(INSTRUCTIONS FOR THE TASK):
Copy out all lines where "ntehniskā" appears.

(MATERIAL PROVIDED):
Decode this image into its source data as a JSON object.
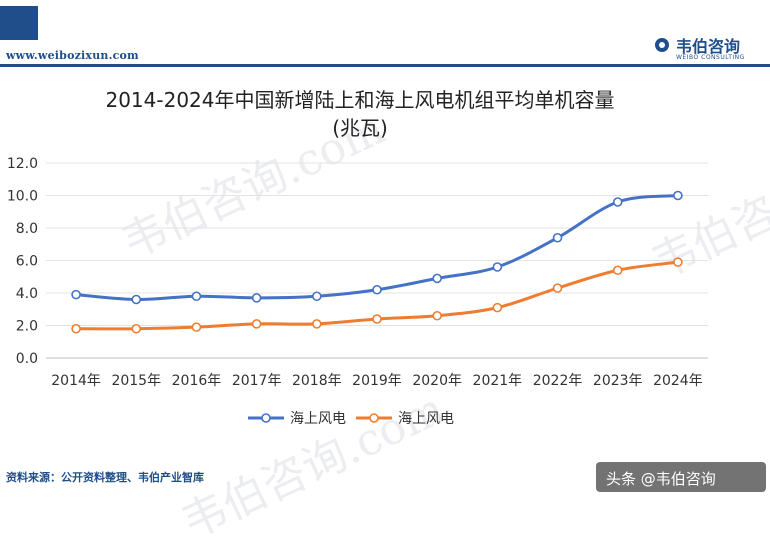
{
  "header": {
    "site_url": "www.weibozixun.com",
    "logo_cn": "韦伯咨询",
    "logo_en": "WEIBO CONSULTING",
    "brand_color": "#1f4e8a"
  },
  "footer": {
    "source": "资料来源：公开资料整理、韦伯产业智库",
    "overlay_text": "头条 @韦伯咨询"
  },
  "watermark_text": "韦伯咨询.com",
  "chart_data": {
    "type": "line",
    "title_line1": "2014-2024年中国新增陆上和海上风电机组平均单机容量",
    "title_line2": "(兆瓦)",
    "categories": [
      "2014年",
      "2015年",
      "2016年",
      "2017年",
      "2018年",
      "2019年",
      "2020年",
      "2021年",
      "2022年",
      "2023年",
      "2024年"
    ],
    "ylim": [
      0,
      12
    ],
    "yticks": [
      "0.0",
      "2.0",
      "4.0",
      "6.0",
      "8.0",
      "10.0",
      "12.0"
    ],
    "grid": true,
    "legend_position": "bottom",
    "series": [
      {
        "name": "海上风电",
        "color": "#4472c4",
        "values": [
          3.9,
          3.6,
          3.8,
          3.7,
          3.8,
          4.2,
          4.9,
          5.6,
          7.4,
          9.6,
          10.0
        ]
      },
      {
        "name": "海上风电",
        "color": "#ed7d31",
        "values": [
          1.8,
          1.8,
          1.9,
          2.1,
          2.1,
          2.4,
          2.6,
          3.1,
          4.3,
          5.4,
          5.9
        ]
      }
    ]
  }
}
* * *
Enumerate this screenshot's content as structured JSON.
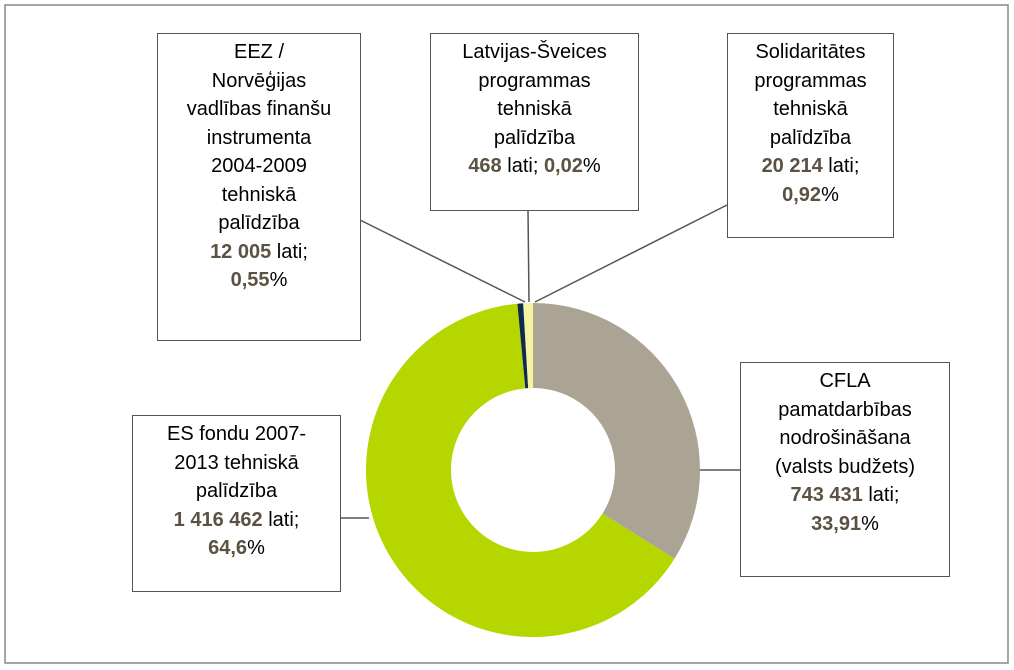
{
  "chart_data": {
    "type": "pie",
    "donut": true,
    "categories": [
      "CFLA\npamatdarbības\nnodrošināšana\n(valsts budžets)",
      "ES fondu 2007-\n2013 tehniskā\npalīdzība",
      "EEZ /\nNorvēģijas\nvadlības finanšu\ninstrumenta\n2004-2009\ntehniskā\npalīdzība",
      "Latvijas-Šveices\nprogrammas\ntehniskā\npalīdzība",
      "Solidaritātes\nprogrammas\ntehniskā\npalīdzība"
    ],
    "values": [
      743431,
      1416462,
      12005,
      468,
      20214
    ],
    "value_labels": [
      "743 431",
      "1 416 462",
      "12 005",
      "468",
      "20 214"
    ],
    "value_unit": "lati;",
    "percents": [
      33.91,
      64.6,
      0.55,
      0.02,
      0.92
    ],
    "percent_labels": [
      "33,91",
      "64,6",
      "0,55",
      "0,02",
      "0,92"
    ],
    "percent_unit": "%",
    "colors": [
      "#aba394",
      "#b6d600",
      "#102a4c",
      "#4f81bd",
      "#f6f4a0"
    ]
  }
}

(EXERCISE RESULT):
      "EEZ /\nNorvēģijas\nvadlības finanšu\ninstrumenta\n2004-2009\ntehniskā\npalīdzība",
      "Latvijas-Šveices\nprogrammas\ntehniskā\npalīdzība",
      "Solidaritātes\nprogrammas\ntehniskā\npalīdzība"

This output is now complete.